**EXERCISE:** Please copy every line of the records below that holds the word "frac".

**Dataset records:**
···

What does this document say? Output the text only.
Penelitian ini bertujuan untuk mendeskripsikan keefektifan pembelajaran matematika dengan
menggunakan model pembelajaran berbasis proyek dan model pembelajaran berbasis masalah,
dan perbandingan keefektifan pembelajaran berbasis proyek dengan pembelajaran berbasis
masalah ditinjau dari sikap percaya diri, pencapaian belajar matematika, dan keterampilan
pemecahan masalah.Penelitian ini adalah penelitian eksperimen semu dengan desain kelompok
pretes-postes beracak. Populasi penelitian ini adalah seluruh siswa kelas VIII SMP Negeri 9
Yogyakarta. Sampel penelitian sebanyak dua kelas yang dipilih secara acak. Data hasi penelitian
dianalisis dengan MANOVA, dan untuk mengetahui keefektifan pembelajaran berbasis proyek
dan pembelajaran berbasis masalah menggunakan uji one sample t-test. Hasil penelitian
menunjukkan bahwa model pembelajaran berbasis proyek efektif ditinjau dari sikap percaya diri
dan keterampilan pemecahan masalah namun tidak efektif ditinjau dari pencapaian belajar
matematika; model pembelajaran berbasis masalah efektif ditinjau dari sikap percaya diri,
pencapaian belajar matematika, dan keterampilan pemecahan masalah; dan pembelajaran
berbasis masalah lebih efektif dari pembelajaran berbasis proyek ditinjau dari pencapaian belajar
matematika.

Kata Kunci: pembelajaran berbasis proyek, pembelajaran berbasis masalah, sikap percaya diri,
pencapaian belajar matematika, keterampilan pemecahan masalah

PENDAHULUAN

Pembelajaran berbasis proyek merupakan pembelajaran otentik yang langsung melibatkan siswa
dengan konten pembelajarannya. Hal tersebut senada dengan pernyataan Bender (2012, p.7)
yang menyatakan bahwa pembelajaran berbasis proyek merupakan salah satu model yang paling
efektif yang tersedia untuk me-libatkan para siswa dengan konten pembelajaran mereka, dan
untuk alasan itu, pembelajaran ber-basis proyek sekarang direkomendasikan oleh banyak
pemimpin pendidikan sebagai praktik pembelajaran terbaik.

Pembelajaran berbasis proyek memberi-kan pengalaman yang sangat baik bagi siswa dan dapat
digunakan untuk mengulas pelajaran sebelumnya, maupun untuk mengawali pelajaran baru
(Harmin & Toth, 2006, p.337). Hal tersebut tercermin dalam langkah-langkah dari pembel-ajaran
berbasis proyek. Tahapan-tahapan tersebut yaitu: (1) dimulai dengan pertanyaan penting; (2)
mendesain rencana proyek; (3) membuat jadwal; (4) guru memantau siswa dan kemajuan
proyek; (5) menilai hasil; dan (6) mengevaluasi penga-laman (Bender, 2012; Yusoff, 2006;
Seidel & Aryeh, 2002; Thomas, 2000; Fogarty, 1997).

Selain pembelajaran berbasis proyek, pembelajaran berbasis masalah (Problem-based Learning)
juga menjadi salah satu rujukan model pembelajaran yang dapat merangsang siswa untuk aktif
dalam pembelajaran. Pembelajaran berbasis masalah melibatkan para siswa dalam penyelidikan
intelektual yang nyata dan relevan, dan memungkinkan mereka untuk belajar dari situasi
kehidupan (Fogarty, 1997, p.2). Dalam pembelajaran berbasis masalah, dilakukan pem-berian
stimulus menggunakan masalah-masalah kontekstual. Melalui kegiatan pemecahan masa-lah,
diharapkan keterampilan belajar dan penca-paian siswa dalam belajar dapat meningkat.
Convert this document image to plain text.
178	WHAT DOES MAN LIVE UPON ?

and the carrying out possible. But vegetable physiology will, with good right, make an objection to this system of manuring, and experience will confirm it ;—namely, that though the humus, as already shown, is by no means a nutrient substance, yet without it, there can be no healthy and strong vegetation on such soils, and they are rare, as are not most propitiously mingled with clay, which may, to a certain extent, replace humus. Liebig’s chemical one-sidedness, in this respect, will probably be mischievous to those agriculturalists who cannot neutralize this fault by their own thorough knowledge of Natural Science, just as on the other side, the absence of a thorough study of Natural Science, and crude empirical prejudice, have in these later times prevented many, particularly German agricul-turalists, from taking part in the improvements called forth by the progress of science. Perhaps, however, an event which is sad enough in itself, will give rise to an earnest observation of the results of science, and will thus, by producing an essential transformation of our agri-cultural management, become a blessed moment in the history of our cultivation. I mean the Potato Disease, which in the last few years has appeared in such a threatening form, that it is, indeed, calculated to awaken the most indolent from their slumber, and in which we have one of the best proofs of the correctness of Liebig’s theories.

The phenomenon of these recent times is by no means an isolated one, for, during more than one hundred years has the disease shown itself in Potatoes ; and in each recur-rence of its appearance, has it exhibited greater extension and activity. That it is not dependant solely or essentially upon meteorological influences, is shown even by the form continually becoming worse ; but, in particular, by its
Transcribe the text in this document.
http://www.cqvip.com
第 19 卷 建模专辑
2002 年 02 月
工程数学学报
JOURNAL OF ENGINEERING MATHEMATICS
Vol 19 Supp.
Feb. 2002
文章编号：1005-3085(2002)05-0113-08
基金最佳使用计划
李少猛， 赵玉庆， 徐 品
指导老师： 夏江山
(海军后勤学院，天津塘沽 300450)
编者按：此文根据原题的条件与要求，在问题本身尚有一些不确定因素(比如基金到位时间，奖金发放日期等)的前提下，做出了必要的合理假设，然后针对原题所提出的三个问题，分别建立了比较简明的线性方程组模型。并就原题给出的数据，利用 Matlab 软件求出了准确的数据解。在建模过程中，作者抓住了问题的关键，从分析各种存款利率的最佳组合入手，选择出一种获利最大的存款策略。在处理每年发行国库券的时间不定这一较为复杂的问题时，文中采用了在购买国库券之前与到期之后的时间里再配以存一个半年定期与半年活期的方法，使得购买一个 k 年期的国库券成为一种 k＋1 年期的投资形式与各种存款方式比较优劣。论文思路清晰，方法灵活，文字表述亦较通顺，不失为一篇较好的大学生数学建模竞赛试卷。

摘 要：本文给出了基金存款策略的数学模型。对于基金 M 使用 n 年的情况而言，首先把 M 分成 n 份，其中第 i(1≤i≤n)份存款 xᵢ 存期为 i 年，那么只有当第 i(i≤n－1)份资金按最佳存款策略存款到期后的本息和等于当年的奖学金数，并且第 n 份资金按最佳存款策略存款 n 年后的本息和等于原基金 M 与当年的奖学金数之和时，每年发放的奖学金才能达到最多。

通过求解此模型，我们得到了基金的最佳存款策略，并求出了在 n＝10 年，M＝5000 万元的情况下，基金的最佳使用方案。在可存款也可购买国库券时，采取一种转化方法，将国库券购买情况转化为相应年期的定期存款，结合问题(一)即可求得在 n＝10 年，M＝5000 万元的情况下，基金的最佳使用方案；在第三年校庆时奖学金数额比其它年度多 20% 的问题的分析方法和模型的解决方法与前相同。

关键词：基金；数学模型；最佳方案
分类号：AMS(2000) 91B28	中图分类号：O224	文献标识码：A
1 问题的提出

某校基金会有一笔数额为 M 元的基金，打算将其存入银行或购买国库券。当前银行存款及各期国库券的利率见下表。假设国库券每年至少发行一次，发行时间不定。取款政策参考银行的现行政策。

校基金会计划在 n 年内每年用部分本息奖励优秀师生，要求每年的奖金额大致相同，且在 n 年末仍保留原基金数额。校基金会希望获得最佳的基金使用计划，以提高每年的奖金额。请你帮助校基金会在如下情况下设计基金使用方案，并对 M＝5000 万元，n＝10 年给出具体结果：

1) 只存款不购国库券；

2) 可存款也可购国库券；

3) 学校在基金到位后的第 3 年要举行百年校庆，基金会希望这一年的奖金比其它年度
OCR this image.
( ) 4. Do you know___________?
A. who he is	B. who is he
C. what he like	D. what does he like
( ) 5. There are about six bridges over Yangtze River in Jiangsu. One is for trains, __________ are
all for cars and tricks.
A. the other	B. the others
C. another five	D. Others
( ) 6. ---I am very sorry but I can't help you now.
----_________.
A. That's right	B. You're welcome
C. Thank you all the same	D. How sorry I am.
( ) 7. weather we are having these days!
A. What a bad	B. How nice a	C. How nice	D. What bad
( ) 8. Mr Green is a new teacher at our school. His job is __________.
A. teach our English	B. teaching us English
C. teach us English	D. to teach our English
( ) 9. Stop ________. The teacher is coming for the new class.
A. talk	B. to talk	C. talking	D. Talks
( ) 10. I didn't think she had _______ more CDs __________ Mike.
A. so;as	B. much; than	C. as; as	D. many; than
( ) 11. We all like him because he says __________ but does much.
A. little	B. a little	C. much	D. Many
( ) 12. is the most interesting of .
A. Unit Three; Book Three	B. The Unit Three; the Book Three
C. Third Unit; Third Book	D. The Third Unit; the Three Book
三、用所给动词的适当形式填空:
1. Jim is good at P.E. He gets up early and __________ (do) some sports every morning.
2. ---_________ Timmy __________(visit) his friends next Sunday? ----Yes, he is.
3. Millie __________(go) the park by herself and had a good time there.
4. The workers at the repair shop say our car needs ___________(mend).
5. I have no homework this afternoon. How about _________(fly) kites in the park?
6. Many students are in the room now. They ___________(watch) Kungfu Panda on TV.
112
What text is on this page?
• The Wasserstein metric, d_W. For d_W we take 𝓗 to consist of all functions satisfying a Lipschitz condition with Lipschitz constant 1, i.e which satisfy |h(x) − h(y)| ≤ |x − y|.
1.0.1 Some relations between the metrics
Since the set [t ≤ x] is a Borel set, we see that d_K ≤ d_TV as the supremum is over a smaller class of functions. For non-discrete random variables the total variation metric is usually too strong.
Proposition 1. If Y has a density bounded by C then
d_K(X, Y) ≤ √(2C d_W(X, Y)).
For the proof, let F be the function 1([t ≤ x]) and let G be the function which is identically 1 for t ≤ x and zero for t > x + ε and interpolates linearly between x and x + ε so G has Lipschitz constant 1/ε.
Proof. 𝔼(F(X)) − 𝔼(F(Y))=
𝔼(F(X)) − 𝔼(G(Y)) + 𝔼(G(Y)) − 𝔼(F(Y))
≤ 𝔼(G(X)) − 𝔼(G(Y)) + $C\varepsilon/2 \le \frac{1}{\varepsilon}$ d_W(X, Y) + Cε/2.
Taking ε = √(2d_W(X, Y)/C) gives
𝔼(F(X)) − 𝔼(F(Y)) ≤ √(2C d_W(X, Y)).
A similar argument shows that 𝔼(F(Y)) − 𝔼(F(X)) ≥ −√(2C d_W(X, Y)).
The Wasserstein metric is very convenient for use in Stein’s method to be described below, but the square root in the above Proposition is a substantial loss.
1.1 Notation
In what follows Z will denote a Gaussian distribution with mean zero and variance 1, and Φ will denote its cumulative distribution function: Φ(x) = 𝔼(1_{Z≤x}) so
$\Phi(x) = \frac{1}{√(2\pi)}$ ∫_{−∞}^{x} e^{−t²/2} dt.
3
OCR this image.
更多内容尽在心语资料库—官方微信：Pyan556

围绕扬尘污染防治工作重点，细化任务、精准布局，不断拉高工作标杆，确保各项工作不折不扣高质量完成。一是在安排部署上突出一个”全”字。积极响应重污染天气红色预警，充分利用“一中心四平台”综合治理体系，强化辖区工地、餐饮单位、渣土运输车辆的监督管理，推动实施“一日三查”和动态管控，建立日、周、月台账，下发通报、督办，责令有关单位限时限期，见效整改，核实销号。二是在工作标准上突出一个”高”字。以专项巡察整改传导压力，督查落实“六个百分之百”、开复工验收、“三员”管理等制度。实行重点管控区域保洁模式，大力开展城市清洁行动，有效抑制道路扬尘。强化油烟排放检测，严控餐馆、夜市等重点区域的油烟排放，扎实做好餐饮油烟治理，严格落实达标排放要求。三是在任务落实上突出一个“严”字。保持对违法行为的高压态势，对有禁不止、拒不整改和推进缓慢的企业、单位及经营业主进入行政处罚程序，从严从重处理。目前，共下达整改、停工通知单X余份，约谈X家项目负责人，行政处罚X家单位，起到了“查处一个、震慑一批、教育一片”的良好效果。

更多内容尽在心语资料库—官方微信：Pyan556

···

**FULL OUTPUT:**
≤ 𝔼(G(X)) − 𝔼(G(Y)) + $C\varepsilon/2 \le \frac{1}{\varepsilon}$ d_W(X, Y) + Cε/2.
$\Phi(x) = \frac{1}{√(2\pi)}$ ∫_{−∞}^{x} e^{−t²/2} dt.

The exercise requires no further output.